-- Objective --
Word for word, restate every line of the material.

____ Exercise data

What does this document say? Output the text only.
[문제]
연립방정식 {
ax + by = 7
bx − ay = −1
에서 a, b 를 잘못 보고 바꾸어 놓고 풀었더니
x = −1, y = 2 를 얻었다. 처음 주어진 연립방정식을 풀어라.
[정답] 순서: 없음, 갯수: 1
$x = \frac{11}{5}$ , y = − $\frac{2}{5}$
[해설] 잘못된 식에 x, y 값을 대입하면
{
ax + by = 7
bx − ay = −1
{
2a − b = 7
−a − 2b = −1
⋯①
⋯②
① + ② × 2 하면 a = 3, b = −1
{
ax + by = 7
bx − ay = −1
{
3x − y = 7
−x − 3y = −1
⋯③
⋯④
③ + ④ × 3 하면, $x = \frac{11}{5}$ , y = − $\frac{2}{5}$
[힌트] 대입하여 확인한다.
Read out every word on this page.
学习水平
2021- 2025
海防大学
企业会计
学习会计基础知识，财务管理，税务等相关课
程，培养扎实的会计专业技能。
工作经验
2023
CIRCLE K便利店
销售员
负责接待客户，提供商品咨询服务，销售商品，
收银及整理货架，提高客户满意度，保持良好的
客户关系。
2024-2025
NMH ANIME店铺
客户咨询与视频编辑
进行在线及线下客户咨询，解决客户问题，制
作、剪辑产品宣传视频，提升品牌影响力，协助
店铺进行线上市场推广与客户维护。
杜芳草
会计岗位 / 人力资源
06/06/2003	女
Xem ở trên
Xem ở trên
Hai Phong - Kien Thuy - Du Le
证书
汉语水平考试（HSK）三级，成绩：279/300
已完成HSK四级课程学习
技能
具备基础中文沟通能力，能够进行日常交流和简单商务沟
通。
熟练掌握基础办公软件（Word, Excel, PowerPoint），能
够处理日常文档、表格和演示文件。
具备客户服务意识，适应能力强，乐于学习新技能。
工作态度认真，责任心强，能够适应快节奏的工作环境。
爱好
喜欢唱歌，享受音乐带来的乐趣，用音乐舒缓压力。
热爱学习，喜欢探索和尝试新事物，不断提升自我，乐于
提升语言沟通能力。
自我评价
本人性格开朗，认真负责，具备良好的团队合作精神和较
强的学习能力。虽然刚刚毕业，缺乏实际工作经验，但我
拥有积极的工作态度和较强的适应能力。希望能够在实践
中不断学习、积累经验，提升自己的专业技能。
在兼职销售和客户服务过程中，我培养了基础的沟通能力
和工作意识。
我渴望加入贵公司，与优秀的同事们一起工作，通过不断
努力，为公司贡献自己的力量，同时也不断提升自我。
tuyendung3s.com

________

-- Task solution --
What does this document say? Output the text only.
[문제]
연립방정식 {
ax + by = 7
bx − ay = −1
에서 a, b 를 잘못 보고 바꾸어 놓고 풀었더니
x = −1, y = 2 를 얻었다. 처음 주어진 연립방정식을 풀어라.
[정답] 순서: 없음, 갯수: 1
$x = \frac{11}{5}$ , y = − $\frac{2}{5}$
[해설] 잘못된 식에 x, y 값을 대입하면
{
ax + by = 7
bx − ay = −1
{
2a − b = 7
−a − 2b = −1
⋯①
⋯②
① + ② × 2 하면 a = 3, b = −1
{
ax + by = 7
bx − ay = −1
{
3x − y = 7
−x − 3y = −1
⋯③
⋯④
③ + ④ × 3 하면, $x = \frac{11}{5}$ , y = − $\frac{2}{5}$
[힌트] 대입하여 확인한다.
Read out every word on this page.
学习水平
2021- 2025
海防大学
企业会计
学习会计基础知识，财务管理，税务等相关课
程，培养扎实的会计专业技能。
工作经验
2023
CIRCLE K便利店
销售员
负责接待客户，提供商品咨询服务，销售商品，
收银及整理货架，提高客户满意度，保持良好的
客户关系。
2024-2025
NMH ANIME店铺
客户咨询与视频编辑
进行在线及线下客户咨询，解决客户问题，制
作、剪辑产品宣传视频，提升品牌影响力，协助
店铺进行线上市场推广与客户维护。
杜芳草
会计岗位 / 人力资源
06/06/2003	女
Xem ở trên
Xem ở trên
Hai Phong - Kien Thuy - Du Le
证书
汉语水平考试（HSK）三级，成绩：279/300
已完成HSK四级课程学习
技能
具备基础中文沟通能力，能够进行日常交流和简单商务沟
通。
熟练掌握基础办公软件（Word, Excel, PowerPoint），能
够处理日常文档、表格和演示文件。
具备客户服务意识，适应能力强，乐于学习新技能。
工作态度认真，责任心强，能够适应快节奏的工作环境。
爱好
喜欢唱歌，享受音乐带来的乐趣，用音乐舒缓压力。
热爱学习，喜欢探索和尝试新事物，不断提升自我，乐于
提升语言沟通能力。
自我评价
本人性格开朗，认真负责，具备良好的团队合作精神和较
强的学习能力。虽然刚刚毕业，缺乏实际工作经验，但我
拥有积极的工作态度和较强的适应能力。希望能够在实践
中不断学习、积累经验，提升自己的专业技能。
在兼职销售和客户服务过程中，我培养了基础的沟通能力
和工作意识。
我渴望加入贵公司，与优秀的同事们一起工作，通过不断
努力，为公司贡献自己的力量，同时也不断提升自我。
tuyendung3s.com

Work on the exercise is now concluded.